> _Brief 1_: According to the passage about a virtual internship, how often did the writer meet with Prof. Tiganj?
> _Brief 2_: Summarize the passage about a virtual internship in two sentences.

> _Supplied passage_:
□ □ □ □ □ □ □

My Experience with a Virtual Internship
Prof. Tiganj and I held meetings roughly weekly. Although time zones were a challenge, we settled on a time that was convenient to both of us. The general format of the meets was largely constant throughout the two months. I would update the prof on the work I had done in the previous week, and the results I had observed. We would then discuss new things I could try. Inevitably, each meeting also had several digressions where the professor would discuss some of his current research, and give me some psychology and neuroscience tidbits. This made the meetings really fun and enriching.
Though an in-person internship would have been my preference, a virtual internship had some of its own advantages. First, I had a lot of flexibility in planning my work. Since the internship was virtual, I worked on my own time and sent some regular updates to the professor. This fit in very well with some of the other activities I was pursuing in the summer.
And second, it gave me a lot of independence in my work. This ultimately helped me to face challenges on my own rather than taking help from the professor or one of his students (as I might have done in an offline internship).
On the whole, while an offline internship would have been a newer and more exciting experience (not least of which was a chance to stay and work in the United States), the online format has been a super fun experience for me.

□ □ □ □ □ □ □

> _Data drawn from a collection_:
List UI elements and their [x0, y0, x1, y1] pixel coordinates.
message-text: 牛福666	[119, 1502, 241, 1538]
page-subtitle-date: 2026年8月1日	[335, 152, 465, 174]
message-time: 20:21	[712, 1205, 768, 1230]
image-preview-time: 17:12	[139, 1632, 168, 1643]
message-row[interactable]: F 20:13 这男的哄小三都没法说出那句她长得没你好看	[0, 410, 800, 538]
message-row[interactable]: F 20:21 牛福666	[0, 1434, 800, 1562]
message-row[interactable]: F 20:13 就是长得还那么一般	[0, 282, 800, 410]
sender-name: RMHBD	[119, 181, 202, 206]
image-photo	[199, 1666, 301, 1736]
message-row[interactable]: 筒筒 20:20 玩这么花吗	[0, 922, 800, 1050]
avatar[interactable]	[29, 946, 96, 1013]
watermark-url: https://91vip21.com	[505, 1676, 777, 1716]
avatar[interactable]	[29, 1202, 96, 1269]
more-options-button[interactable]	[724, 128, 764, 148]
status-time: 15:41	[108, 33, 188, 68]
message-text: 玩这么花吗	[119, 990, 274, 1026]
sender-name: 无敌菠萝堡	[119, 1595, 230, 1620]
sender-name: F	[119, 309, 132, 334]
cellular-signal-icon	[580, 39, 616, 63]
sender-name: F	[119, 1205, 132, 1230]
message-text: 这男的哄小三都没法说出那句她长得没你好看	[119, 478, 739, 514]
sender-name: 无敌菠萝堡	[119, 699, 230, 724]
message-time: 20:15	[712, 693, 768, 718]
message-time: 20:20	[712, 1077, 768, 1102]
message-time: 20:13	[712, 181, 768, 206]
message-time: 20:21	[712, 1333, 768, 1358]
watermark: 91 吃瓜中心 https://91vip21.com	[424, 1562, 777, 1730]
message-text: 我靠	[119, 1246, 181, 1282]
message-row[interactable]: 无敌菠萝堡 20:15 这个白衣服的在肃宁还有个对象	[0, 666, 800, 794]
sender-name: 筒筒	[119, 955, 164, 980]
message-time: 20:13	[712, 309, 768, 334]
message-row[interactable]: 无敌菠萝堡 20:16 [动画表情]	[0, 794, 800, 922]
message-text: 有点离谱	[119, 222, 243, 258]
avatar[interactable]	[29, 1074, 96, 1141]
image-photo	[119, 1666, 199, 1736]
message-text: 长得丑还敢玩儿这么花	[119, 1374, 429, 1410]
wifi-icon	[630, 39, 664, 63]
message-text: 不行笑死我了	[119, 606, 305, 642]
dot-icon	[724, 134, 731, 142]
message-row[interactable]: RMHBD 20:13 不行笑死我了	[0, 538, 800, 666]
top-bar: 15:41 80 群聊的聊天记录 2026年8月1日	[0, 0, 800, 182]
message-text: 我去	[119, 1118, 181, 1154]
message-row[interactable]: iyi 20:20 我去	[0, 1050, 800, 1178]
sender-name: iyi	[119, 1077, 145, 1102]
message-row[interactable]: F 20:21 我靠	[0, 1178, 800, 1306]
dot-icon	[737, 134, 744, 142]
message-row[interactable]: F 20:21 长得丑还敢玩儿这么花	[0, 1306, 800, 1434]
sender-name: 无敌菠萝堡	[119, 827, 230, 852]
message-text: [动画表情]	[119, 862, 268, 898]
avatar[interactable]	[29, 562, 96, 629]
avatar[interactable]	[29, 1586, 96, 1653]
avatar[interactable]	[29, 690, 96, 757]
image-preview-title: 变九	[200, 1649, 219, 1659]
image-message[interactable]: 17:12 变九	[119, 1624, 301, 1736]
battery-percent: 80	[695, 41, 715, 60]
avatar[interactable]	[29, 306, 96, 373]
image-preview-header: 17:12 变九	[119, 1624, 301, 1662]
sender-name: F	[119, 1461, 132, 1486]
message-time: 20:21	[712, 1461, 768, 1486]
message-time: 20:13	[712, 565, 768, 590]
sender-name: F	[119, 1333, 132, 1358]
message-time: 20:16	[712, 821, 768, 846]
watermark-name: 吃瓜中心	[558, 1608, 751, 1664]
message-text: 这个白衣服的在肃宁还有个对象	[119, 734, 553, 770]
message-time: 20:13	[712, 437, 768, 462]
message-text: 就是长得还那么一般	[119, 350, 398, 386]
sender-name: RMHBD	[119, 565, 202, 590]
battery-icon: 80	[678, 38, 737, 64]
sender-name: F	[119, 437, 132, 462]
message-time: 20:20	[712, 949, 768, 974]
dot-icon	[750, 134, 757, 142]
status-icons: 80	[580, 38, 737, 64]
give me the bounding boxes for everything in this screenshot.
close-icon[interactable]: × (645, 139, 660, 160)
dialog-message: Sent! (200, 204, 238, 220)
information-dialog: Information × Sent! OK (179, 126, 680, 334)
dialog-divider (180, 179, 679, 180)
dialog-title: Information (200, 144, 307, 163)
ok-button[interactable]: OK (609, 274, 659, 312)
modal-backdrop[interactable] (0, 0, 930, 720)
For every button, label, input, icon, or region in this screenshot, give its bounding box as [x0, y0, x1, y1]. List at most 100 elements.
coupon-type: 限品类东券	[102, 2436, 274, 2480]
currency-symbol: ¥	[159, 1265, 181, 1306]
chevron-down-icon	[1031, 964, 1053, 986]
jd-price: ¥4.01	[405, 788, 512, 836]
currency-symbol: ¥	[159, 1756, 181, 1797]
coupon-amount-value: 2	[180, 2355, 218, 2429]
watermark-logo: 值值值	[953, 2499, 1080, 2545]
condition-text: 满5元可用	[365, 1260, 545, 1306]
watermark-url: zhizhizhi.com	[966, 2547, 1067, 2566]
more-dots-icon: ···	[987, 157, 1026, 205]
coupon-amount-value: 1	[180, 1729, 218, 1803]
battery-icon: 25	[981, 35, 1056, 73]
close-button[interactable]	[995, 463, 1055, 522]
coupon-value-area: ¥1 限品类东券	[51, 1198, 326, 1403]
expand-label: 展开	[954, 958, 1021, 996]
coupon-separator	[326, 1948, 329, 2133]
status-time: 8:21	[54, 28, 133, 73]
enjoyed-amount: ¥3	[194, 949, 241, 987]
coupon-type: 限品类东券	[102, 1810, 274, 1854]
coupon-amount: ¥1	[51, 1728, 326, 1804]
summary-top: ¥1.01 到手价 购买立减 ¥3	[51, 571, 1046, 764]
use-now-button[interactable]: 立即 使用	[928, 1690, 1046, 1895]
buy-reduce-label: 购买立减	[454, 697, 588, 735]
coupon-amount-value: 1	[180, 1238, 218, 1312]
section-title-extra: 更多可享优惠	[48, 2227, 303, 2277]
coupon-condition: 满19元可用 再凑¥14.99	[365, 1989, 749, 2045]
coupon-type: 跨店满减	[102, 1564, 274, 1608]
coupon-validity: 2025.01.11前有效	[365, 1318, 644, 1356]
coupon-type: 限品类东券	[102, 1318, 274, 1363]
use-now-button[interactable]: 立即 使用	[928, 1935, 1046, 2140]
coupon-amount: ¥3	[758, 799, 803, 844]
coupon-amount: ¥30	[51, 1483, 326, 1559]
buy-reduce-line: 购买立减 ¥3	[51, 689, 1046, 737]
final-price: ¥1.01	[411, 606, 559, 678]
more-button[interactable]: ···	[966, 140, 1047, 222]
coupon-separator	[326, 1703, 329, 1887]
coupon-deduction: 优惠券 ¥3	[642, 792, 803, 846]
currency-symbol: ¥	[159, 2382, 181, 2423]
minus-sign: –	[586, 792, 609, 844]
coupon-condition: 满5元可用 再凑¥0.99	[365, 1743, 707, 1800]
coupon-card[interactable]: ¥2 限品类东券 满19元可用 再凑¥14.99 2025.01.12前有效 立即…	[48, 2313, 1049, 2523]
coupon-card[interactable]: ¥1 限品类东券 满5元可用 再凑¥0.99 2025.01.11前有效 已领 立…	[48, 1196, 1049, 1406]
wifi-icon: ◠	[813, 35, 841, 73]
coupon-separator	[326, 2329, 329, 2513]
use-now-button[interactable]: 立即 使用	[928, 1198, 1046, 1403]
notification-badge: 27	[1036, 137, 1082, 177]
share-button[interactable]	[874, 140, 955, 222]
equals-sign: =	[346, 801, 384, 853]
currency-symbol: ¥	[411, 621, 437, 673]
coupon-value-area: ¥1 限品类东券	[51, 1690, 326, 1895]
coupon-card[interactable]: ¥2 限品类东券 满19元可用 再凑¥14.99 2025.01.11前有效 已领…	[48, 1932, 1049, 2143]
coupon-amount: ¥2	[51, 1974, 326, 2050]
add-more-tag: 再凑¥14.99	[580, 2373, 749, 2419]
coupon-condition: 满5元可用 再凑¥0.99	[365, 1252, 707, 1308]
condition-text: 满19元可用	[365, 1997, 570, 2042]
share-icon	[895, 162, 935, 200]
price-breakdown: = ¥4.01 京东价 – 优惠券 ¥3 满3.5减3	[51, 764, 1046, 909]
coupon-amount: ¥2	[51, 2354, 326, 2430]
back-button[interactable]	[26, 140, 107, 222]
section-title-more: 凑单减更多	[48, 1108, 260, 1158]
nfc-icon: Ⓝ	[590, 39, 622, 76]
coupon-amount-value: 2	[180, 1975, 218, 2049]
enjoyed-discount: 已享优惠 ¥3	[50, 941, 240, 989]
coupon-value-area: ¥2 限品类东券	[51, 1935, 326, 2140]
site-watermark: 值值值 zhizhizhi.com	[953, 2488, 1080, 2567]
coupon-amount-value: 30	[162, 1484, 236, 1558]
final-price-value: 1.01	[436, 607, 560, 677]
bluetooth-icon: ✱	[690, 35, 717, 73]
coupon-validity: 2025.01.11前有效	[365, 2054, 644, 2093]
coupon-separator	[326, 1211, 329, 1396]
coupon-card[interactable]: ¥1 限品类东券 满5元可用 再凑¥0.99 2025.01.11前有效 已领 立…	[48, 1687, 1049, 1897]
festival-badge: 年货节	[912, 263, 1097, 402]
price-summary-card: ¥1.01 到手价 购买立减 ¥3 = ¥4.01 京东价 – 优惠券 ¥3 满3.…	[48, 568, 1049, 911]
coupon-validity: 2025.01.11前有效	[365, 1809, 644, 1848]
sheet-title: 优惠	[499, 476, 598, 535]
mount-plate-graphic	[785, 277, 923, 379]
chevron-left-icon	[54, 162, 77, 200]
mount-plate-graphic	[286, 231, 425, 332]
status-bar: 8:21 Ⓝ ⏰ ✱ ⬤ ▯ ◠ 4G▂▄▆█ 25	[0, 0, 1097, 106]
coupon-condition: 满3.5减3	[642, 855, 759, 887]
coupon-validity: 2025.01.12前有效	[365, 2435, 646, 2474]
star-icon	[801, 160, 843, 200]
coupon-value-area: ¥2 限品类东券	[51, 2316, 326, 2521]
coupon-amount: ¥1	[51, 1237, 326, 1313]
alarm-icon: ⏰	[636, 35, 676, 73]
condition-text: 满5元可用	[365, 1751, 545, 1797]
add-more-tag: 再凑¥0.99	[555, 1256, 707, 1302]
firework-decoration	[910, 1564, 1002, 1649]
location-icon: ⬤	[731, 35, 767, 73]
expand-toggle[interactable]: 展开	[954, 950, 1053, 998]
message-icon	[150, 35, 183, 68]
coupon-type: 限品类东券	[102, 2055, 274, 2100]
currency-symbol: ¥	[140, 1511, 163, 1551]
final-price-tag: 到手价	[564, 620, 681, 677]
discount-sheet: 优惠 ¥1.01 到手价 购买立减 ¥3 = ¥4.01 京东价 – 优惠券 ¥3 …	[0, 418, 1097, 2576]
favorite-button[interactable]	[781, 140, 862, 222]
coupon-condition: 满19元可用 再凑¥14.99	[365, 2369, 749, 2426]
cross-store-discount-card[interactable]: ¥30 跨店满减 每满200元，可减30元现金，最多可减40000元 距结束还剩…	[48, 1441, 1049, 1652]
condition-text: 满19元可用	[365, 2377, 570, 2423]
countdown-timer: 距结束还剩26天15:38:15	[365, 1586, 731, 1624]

□ □ □ □ □ □ □

> _Reply 1_: Roughly weekly.

> _Reply 2_: The writer met roughly weekly with Prof. Tiganj to report on work and results, discuss new things to try, and hear about his research and some psychology and neuroscience tidbits. Although an in-person internship would have been the writer's preference, the virtual format gave flexibility and independence and proved a super fun experience.